== TASK INSTRUCTIONS ==
Every record here should be printed again exactly.

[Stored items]
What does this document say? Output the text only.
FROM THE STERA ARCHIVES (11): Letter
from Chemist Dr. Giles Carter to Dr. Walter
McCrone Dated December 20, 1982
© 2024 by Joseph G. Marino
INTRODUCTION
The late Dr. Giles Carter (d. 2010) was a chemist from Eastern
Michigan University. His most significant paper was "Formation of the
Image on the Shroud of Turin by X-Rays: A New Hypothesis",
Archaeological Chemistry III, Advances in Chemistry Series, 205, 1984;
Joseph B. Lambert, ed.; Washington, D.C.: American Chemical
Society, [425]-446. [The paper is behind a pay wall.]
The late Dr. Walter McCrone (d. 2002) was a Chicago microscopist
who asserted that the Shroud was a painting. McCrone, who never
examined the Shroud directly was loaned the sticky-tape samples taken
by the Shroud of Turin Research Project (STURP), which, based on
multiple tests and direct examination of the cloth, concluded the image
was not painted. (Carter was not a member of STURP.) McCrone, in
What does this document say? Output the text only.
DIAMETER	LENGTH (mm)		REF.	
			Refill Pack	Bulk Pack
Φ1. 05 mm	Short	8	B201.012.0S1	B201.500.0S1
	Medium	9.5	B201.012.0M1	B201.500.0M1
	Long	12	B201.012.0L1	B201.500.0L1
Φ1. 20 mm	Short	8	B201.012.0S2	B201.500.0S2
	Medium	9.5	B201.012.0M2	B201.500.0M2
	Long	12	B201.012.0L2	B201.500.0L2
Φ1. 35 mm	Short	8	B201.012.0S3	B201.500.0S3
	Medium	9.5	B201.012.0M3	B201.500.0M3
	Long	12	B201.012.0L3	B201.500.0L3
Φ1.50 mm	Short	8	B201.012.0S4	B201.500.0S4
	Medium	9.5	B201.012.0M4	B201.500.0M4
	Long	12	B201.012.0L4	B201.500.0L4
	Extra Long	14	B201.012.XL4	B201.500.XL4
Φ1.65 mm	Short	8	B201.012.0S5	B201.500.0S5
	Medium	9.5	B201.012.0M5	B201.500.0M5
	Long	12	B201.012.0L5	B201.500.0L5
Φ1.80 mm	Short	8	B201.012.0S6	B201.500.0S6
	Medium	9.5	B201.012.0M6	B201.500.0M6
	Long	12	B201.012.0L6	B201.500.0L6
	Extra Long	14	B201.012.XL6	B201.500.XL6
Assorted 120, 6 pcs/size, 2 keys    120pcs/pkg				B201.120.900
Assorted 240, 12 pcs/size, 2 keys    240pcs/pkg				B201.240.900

== RESULT OF THE TASK ==
What does this document say? Output the text only.
FROM THE STERA ARCHIVES (11): Letter
from Chemist Dr. Giles Carter to Dr. Walter
McCrone Dated December 20, 1982
© 2024 by Joseph G. Marino
INTRODUCTION
The late Dr. Giles Carter (d. 2010) was a chemist from Eastern
Michigan University. His most significant paper was "Formation of the
Image on the Shroud of Turin by X-Rays: A New Hypothesis",
Archaeological Chemistry III, Advances in Chemistry Series, 205, 1984;
Joseph B. Lambert, ed.; Washington, D.C.: American Chemical
Society, [425]-446. [The paper is behind a pay wall.]
The late Dr. Walter McCrone (d. 2002) was a Chicago microscopist
who asserted that the Shroud was a painting. McCrone, who never
examined the Shroud directly was loaned the sticky-tape samples taken
by the Shroud of Turin Research Project (STURP), which, based on
multiple tests and direct examination of the cloth, concluded the image
was not painted. (Carter was not a member of STURP.) McCrone, in
What does this document say? Output the text only.
DIAMETER	LENGTH (mm)		REF.	
			Refill Pack	Bulk Pack
Φ1. 05 mm	Short	8	B201.012.0S1	B201.500.0S1
	Medium	9.5	B201.012.0M1	B201.500.0M1
	Long	12	B201.012.0L1	B201.500.0L1
Φ1. 20 mm	Short	8	B201.012.0S2	B201.500.0S2
	Medium	9.5	B201.012.0M2	B201.500.0M2
	Long	12	B201.012.0L2	B201.500.0L2
Φ1. 35 mm	Short	8	B201.012.0S3	B201.500.0S3
	Medium	9.5	B201.012.0M3	B201.500.0M3
	Long	12	B201.012.0L3	B201.500.0L3
Φ1.50 mm	Short	8	B201.012.0S4	B201.500.0S4
	Medium	9.5	B201.012.0M4	B201.500.0M4
	Long	12	B201.012.0L4	B201.500.0L4
	Extra Long	14	B201.012.XL4	B201.500.XL4
Φ1.65 mm	Short	8	B201.012.0S5	B201.500.0S5
	Medium	9.5	B201.012.0M5	B201.500.0M5
	Long	12	B201.012.0L5	B201.500.0L5
Φ1.80 mm	Short	8	B201.012.0S6	B201.500.0S6
	Medium	9.5	B201.012.0M6	B201.500.0M6
	Long	12	B201.012.0L6	B201.500.0L6
	Extra Long	14	B201.012.XL6	B201.500.XL6
Assorted 120, 6 pcs/size, 2 keys    120pcs/pkg				B201.120.900
Assorted 240, 12 pcs/size, 2 keys    240pcs/pkg				B201.240.900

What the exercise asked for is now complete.